Stated exercise:
Go through the material and tally the lines containing the string "국가보훈처". Give the total alone.
Start Data shown
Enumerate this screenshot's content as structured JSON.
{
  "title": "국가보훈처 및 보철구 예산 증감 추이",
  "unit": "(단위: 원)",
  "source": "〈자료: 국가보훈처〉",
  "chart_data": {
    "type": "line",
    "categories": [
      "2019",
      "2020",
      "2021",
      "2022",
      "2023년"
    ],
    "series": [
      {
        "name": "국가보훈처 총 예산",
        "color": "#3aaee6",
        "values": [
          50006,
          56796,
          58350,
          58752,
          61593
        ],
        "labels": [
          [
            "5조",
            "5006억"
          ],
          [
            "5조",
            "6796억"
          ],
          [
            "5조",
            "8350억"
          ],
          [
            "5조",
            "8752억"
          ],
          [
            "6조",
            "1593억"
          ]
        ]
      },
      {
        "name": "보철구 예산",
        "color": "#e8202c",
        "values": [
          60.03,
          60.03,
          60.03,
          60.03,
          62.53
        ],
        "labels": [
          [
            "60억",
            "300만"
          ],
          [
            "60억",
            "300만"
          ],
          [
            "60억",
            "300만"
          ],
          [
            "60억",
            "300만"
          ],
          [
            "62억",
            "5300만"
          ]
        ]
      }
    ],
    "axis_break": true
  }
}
End Data shown
Response to this exercise:
3